Extract the complete data exactly as given.

** START DATASET ROWS **

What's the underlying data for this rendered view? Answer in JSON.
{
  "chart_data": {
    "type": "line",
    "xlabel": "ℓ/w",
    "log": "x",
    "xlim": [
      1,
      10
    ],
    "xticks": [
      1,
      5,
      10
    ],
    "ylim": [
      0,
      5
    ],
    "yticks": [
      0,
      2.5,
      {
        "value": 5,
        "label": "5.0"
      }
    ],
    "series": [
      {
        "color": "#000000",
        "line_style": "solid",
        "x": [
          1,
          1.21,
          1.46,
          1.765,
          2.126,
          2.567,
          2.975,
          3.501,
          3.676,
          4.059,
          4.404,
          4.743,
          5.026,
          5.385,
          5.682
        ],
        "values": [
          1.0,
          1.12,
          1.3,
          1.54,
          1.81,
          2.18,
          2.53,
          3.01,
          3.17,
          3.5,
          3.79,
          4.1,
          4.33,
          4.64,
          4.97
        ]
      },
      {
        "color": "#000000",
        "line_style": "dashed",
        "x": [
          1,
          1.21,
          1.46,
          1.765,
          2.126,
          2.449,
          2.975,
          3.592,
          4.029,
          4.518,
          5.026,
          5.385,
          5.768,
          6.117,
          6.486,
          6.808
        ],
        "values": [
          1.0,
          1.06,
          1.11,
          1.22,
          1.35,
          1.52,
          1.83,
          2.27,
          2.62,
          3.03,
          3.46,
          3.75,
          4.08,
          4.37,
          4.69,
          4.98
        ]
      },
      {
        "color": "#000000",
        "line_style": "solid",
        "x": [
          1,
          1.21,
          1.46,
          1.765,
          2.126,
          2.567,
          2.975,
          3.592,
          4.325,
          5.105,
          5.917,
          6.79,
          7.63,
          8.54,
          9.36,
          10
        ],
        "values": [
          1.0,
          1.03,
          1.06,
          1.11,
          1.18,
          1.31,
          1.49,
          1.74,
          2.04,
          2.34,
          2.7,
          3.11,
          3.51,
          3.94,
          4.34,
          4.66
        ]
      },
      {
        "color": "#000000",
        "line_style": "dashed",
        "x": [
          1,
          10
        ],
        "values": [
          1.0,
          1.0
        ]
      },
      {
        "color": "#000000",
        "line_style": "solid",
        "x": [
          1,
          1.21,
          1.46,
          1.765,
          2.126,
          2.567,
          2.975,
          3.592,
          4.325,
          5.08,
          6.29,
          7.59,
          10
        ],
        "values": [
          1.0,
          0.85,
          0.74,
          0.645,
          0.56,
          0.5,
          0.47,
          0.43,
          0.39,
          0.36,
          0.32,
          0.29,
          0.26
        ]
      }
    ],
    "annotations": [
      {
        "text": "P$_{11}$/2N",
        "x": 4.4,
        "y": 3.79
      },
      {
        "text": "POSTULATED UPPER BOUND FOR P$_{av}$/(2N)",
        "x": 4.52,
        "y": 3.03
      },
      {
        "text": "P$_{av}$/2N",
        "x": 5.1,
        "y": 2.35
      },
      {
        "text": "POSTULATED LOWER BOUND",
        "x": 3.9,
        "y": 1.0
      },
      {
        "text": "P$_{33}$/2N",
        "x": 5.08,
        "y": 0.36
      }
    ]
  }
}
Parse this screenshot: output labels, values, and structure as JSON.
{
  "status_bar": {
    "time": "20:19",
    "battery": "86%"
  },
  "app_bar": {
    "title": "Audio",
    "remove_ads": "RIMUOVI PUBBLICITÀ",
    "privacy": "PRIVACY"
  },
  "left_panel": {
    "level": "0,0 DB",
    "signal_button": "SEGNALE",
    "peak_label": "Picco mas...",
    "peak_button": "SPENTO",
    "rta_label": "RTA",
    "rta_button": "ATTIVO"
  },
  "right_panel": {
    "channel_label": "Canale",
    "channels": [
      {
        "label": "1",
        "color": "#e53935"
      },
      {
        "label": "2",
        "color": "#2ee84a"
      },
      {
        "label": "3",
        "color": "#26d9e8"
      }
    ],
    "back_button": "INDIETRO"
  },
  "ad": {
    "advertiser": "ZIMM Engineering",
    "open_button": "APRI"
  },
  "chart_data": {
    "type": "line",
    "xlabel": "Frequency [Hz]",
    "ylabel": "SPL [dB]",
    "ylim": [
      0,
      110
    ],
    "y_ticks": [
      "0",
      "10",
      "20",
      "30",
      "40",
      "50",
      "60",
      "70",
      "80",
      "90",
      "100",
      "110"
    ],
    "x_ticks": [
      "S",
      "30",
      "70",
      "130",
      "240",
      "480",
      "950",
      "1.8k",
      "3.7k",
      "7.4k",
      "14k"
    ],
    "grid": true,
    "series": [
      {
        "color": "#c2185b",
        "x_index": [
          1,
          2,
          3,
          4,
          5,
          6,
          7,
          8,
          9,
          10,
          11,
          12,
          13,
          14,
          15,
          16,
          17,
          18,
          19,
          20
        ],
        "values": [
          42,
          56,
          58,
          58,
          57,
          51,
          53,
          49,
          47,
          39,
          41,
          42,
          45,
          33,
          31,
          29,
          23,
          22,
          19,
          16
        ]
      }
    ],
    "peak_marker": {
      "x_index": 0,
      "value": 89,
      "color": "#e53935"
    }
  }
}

** END DATASET ROWS **

» ANSWER TO THIS PROBLEM
What's the underlying data for this rendered view? Answer in JSON.
{
  "chart_data": {
    "type": "line",
    "xlabel": "ℓ/w",
    "log": "x",
    "xlim": [
      1,
      10
    ],
    "xticks": [
      1,
      5,
      10
    ],
    "ylim": [
      0,
      5
    ],
    "yticks": [
      0,
      2.5,
      {
        "value": 5,
        "label": "5.0"
      }
    ],
    "series": [
      {
        "color": "#000000",
        "line_style": "solid",
        "x": [
          1,
          1.21,
          1.46,
          1.765,
          2.126,
          2.567,
          2.975,
          3.501,
          3.676,
          4.059,
          4.404,
          4.743,
          5.026,
          5.385,
          5.682
        ],
        "values": [
          1.0,
          1.12,
          1.3,
          1.54,
          1.81,
          2.18,
          2.53,
          3.01,
          3.17,
          3.5,
          3.79,
          4.1,
          4.33,
          4.64,
          4.97
        ]
      },
      {
        "color": "#000000",
        "line_style": "dashed",
        "x": [
          1,
          1.21,
          1.46,
          1.765,
          2.126,
          2.449,
          2.975,
          3.592,
          4.029,
          4.518,
          5.026,
          5.385,
          5.768,
          6.117,
          6.486,
          6.808
        ],
        "values": [
          1.0,
          1.06,
          1.11,
          1.22,
          1.35,
          1.52,
          1.83,
          2.27,
          2.62,
          3.03,
          3.46,
          3.75,
          4.08,
          4.37,
          4.69,
          4.98
        ]
      },
      {
        "color": "#000000",
        "line_style": "solid",
        "x": [
          1,
          1.21,
          1.46,
          1.765,
          2.126,
          2.567,
          2.975,
          3.592,
          4.325,
          5.105,
          5.917,
          6.79,
          7.63,
          8.54,
          9.36,
          10
        ],
        "values": [
          1.0,
          1.03,
          1.06,
          1.11,
          1.18,
          1.31,
          1.49,
          1.74,
          2.04,
          2.34,
          2.7,
          3.11,
          3.51,
          3.94,
          4.34,
          4.66
        ]
      },
      {
        "color": "#000000",
        "line_style": "dashed",
        "x": [
          1,
          10
        ],
        "values": [
          1.0,
          1.0
        ]
      },
      {
        "color": "#000000",
        "line_style": "solid",
        "x": [
          1,
          1.21,
          1.46,
          1.765,
          2.126,
          2.567,
          2.975,
          3.592,
          4.325,
          5.08,
          6.29,
          7.59,
          10
        ],
        "values": [
          1.0,
          0.85,
          0.74,
          0.645,
          0.56,
          0.5,
          0.47,
          0.43,
          0.39,
          0.36,
          0.32,
          0.29,
          0.26
        ]
      }
    ],
    "annotations": [
      {
        "text": "P$_{11}$/2N",
        "x": 4.4,
        "y": 3.79
      },
      {
        "text": "POSTULATED UPPER BOUND FOR P$_{av}$/(2N)",
        "x": 4.52,
        "y": 3.03
      },
      {
        "text": "P$_{av}$/2N",
        "x": 5.1,
        "y": 2.35
      },
      {
        "text": "POSTULATED LOWER BOUND",
        "x": 3.9,
        "y": 1.0
      },
      {
        "text": "P$_{33}$/2N",
        "x": 5.08,
        "y": 0.36
      }
    ]
  }
}
Parse this screenshot: output labels, values, and structure as JSON.
{
  "status_bar": {
    "time": "20:19",
    "battery": "86%"
  },
  "app_bar": {
    "title": "Audio",
    "remove_ads": "RIMUOVI PUBBLICITÀ",
    "privacy": "PRIVACY"
  },
  "left_panel": {
    "level": "0,0 DB",
    "signal_button": "SEGNALE",
    "peak_label": "Picco mas...",
    "peak_button": "SPENTO",
    "rta_label": "RTA",
    "rta_button": "ATTIVO"
  },
  "right_panel": {
    "channel_label": "Canale",
    "channels": [
      {
        "label": "1",
        "color": "#e53935"
      },
      {
        "label": "2",
        "color": "#2ee84a"
      },
      {
        "label": "3",
        "color": "#26d9e8"
      }
    ],
    "back_button": "INDIETRO"
  },
  "ad": {
    "advertiser": "ZIMM Engineering",
    "open_button": "APRI"
  },
  "chart_data": {
    "type": "line",
    "xlabel": "Frequency [Hz]",
    "ylabel": "SPL [dB]",
    "ylim": [
      0,
      110
    ],
    "y_ticks": [
      "0",
      "10",
      "20",
      "30",
      "40",
      "50",
      "60",
      "70",
      "80",
      "90",
      "100",
      "110"
    ],
    "x_ticks": [
      "S",
      "30",
      "70",
      "130",
      "240",
      "480",
      "950",
      "1.8k",
      "3.7k",
      "7.4k",
      "14k"
    ],
    "grid": true,
    "series": [
      {
        "color": "#c2185b",
        "x_index": [
          1,
          2,
          3,
          4,
          5,
          6,
          7,
          8,
          9,
          10,
          11,
          12,
          13,
          14,
          15,
          16,
          17,
          18,
          19,
          20
        ],
        "values": [
          42,
          56,
          58,
          58,
          57,
          51,
          53,
          49,
          47,
          39,
          41,
          42,
          45,
          33,
          31,
          29,
          23,
          22,
          19,
          16
        ]
      }
    ],
    "peak_marker": {
      "x_index": 0,
      "value": 89,
      "color": "#e53935"
    }
  }
}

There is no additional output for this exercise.